## WHAT YOU NEED TO DO
**A.** Rewrite the paragraph starting "A 4.09M-parameter Taiwan-Mandarin + English" in the PrimeTTS description below as a short bulleted list that keeps its main facts.
**B.** Repeat the PrimeTTS description below word for word, from "License Apache-2.0" to "language tag needed.".

## DOCUMENT EXTRACT
PrimeTTS — tiny on-device zh-TW + English TTS

A 4.09M-parameter Taiwan-Mandarin + English text-to-speech model that runs entirely on CPU — small and fast enough for Jetson-class on-device use (contact-centre, GPS, transit). One model, one young-female voice: Chinese, English, and code-mix through a single frontend (no language routing), built for entity correctness — phone numbers, emails, addresses, prices, dates, temperatures, %, serials.

🔊 Live demo: https://huggingface.co/spaces/Luigi/PrimeTTS-vs-Inflect-Nano-v1

Parameters 4.09M = 3.56M acoustic (incl. 97K pitch refiner) + 0.53M vocoder
Sample rate 8 kHz (on-device; a 24 kHz variant is in-repo)
Runtime onnxruntime, CPU-only, torch-free at inference
Languages zh-TW (Traditional) + English + code-mix — single voice
Voice young female, Taiwan-Mandarin accent
Measured zh-CER 0.109 · en-WER 0.083 · Jetson Nano RTF 0.35 (1 thread)
License Apache-2.0

Highlights

  • Tiny + CPU-only — ~4M params, ONNX, torch-free; real-time on a Jetson Nano (RTF 0.35, single thread).
  • One voice, three modes — zh / en / code-mix share one timbre and accent through a single frontend; no language tag needed.
  • Mandarin tones via a frame-pitch refiner — a 97K-param module turns coarse per-phoneme pitch into a per-frame F0 contour (the tone carrier). Ablating it costs +18% relative zh-CER (zh-only; English is unaffected — no lexical tone).
  • Entity-correct — a normalization layer reads numbers, dates, prices, emails, addresses, serials, and spells acronyms/letters (VIP → V-I-P), applied identically in training and at inference.

Performance — held-out (36 unseen phone-attendant sentences)

metric value
zh-CER (Breeze-ASR-25) 0.109 (pure-zh 0.119 · code-mix 0.098)
en-WER (Whisper) 0.083
Taiwan-accent gap¹ +0.033 (genuine TW accent)
SQUIM PESQ / STOI 2.22 / 0.90
On Jetson Nano (ORT-CPU, 1 thread) RTF 0.347 · on-device CER ≈ 0.117

¹ CER(generic ASR) − CER(Taiwan-tuned Breeze-ASR-25) per zh clip; >0 ⇒ a Taiwan recognizer understands it better ⇒ a real Taiwan accent is present.

On audio quality: at 8 kHz the band ceiling is 4 kHz (Nyquist), which discards the brightness/sibilance above it — clear and intelligible, but telephone-band. A 16 kHz variant (0–8 kHz, ~5.0M) is in progress for higher fidelity while staying on-device; the 24 kHz files (below) are the fullest today.

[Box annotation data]

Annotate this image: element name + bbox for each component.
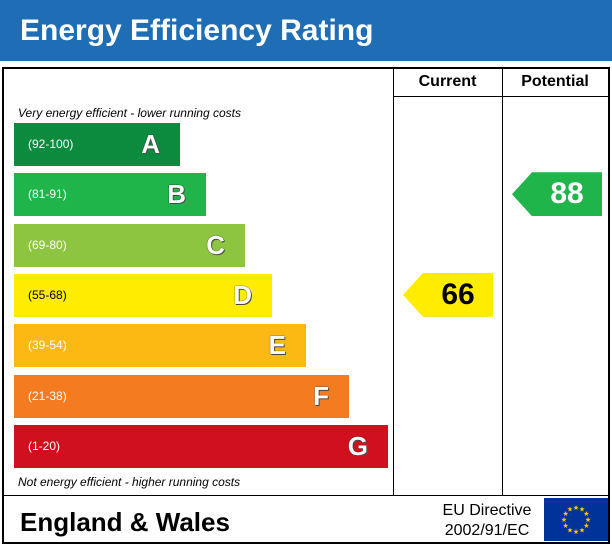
band-letter: G xyxy=(347,430,368,461)
eu-star-icon: ★ xyxy=(583,522,589,530)
eu-star-icon: ★ xyxy=(573,504,579,512)
rating-chart: Current Potential Very energy efficient … xyxy=(2,67,610,544)
band-range-label: (55-68) xyxy=(28,287,67,302)
rating-band-d: (55-68) D xyxy=(14,273,272,317)
footer-divider xyxy=(4,495,608,496)
current-column-header: Current xyxy=(418,73,477,90)
header-divider xyxy=(393,96,608,97)
band-letter: D xyxy=(233,279,252,310)
eu-flag-icon: ★ ★ ★ ★ ★ ★ ★ ★ ★ ★ ★ ★ xyxy=(544,498,608,541)
eu-star-icon: ★ xyxy=(561,516,567,524)
column-divider xyxy=(502,69,503,495)
band-range-label: (81-91) xyxy=(28,187,67,202)
band-range-label: (69-80) xyxy=(28,237,67,252)
rating-band-a: (92-100) A xyxy=(14,123,180,166)
eu-star-icon: ★ xyxy=(585,516,591,524)
rating-band-c: (69-80) C xyxy=(14,223,245,267)
band-letter: E xyxy=(268,330,286,361)
eu-star-icon: ★ xyxy=(562,510,568,518)
inefficient-note: Not energy efficient - higher running co… xyxy=(18,475,241,489)
page-title: Energy Efficiency Rating xyxy=(0,0,612,61)
region-label: England & Wales xyxy=(20,507,230,537)
band-letter: A xyxy=(141,129,160,159)
potential-rating-value: 88 xyxy=(550,177,584,211)
rating-band-g: (1-20) G xyxy=(14,424,388,468)
band-letter: C xyxy=(206,229,225,260)
eu-star-icon: ★ xyxy=(583,510,589,518)
band-range-label: (92-100) xyxy=(28,137,74,151)
band-letter: B xyxy=(167,179,186,210)
band-range-label: (1-20) xyxy=(28,438,61,453)
eu-star-icon: ★ xyxy=(579,526,585,534)
eu-star-icon: ★ xyxy=(562,522,568,530)
directive-line-1: EU Directive xyxy=(442,502,532,519)
band-range-label: (21-38) xyxy=(28,388,67,403)
column-divider xyxy=(393,69,394,495)
rating-band-f: (21-38) F xyxy=(14,374,349,418)
rating-band-e: (39-54) E xyxy=(14,324,306,368)
efficient-note: Very energy efficient - lower running co… xyxy=(18,106,241,120)
current-rating-value: 66 xyxy=(441,277,475,311)
eu-star-icon: ★ xyxy=(579,506,585,514)
eu-star-icon: ★ xyxy=(567,526,573,534)
potential-rating-arrow: 88 xyxy=(512,172,602,217)
eu-star-icon: ★ xyxy=(567,506,573,514)
rating-band-b: (81-91) B xyxy=(14,173,206,217)
potential-column-header: Potential xyxy=(521,73,589,90)
eu-directive: EU Directive 2002/91/EC xyxy=(432,501,542,541)
band-range-label: (39-54) xyxy=(28,338,67,353)
eu-star-icon: ★ xyxy=(573,528,579,536)
band-letter: F xyxy=(313,380,329,411)
directive-line-2: 2002/91/EC xyxy=(444,522,530,539)
current-rating-arrow: 66 xyxy=(403,272,493,317)
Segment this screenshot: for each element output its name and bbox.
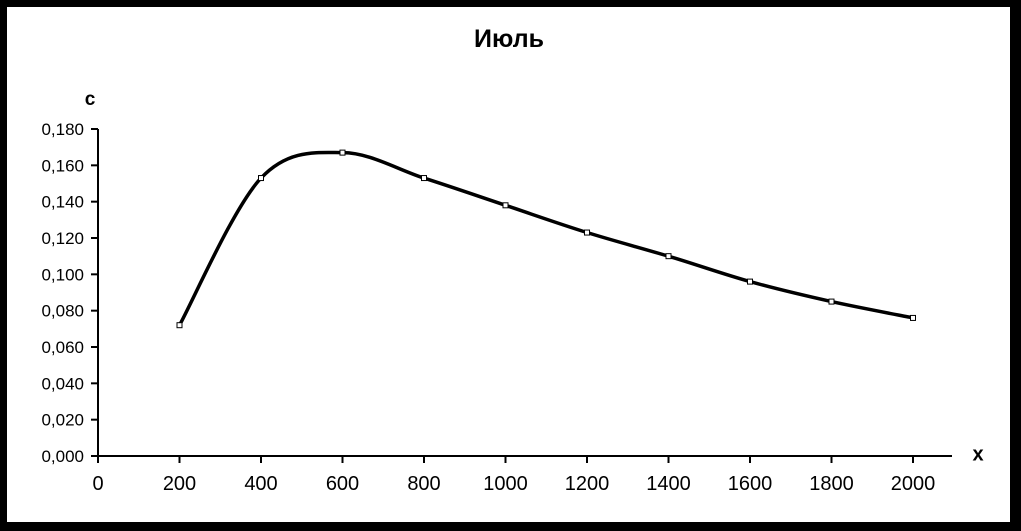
data-point-marker [910,314,916,321]
y-tick-label: 0,100 [41,265,84,284]
x-tick-label: 1400 [646,473,691,495]
y-tick-label: 0,060 [41,338,84,357]
x-tick-label: 1800 [809,473,854,495]
x-tick-label: 2000 [891,473,936,495]
x-tick-label: 1600 [728,473,773,495]
y-tick-label: 0,160 [41,156,84,175]
y-tick-label: 0,020 [41,411,84,430]
y-tick-label: 0,080 [41,302,84,321]
series-line [177,150,915,327]
y-tick-label: 0,120 [41,229,84,248]
x-tick-label: 800 [407,473,440,495]
x-tick-label: 400 [244,473,277,495]
data-point-marker [502,202,509,209]
y-tick-label: 0,140 [41,193,84,212]
data-point-marker [339,149,346,156]
x-tick-label: 600 [326,473,359,495]
x-tick-label: 200 [163,473,196,495]
y-axis-title: c [84,89,96,110]
data-point-marker [665,253,672,260]
y-tick-label: 0,000 [41,447,84,466]
y-tick-label: 0,180 [41,120,84,139]
x-tick-label: 0 [92,473,103,495]
data-point-marker [747,278,753,285]
chart-title: Июль [474,25,544,53]
data-point-marker [176,322,183,329]
data-point-marker [421,175,427,182]
data-point-marker [258,175,264,182]
data-point-marker [828,298,835,305]
x-tick-label: 1200 [565,473,610,495]
data-point-marker [584,229,590,236]
y-tick-label: 0,040 [41,374,84,393]
x-axis-title: x [972,443,984,466]
x-tick-label: 1000 [483,473,528,495]
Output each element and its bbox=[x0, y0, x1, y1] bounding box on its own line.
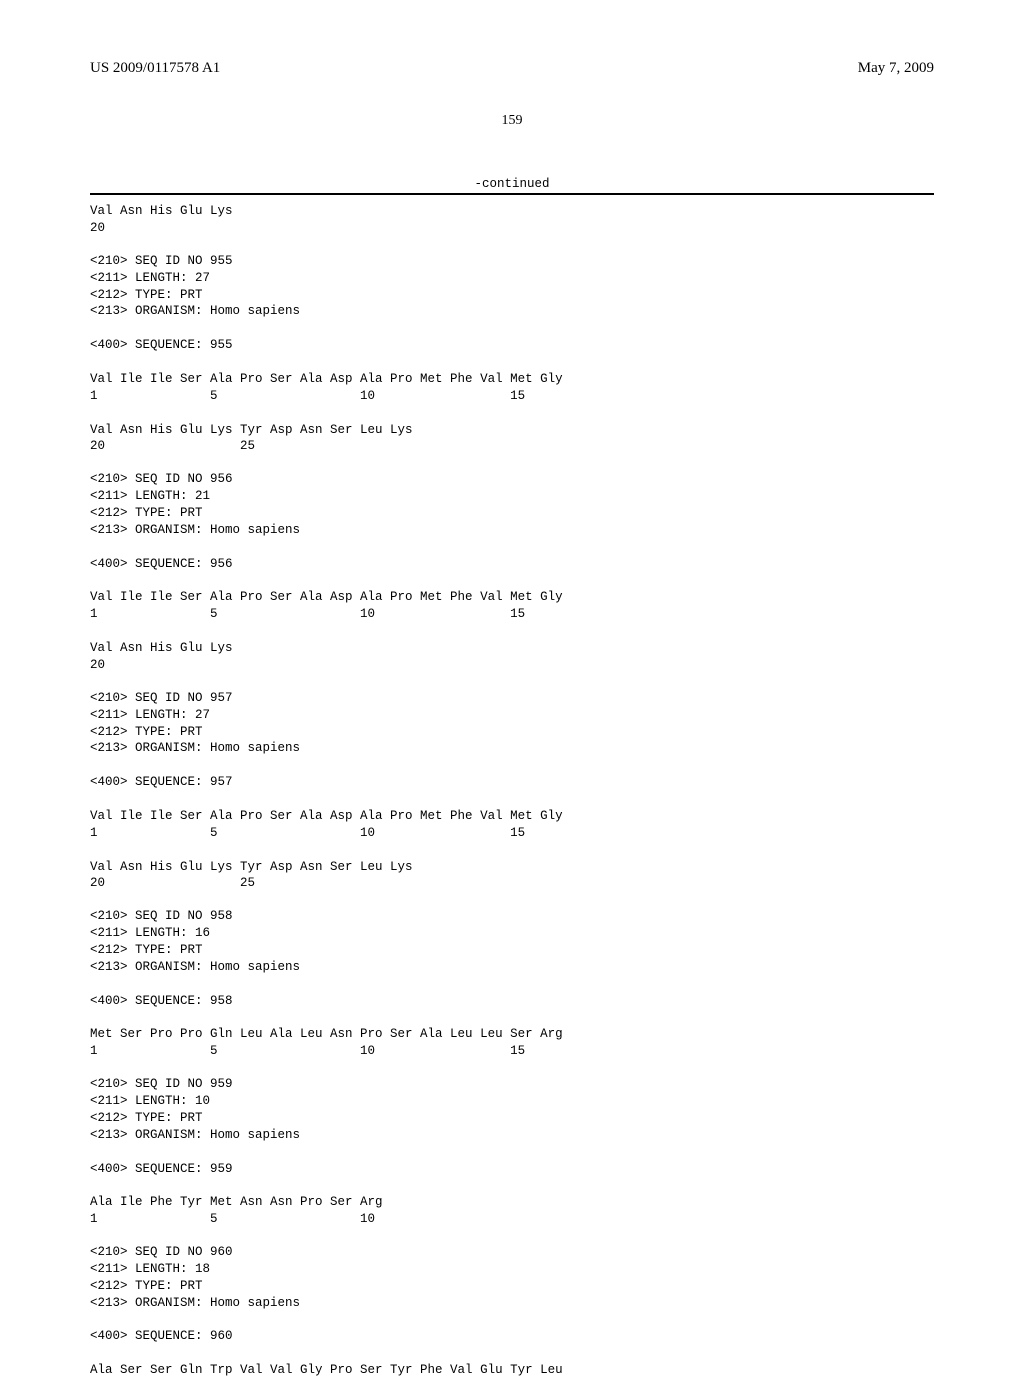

## WRITTEN RESPONSES
**A.**
- A 4.09M-parameter text-to-speech model for Taiwan Mandarin and English
- Runs entirely on CPU and is small and fast enough for Jetson-class on-device use (contact center, GPS, transit)
- One model and one young-female voice cover Chinese, English, and code-mix through a single frontend, with no language routing
- Built for entity correctness: phone numbers, emails, addresses, prices, dates, temperatures, percentages, and serials

**B.**
License Apache-2.0

Highlights

  • Tiny + CPU-only — ~4M params, ONNX, torch-free; real-time on a Jetson Nano (RTF 0.35, single thread).
  • One voice, three modes — zh / en / code-mix share one timbre and accent through a single frontend; no language tag needed.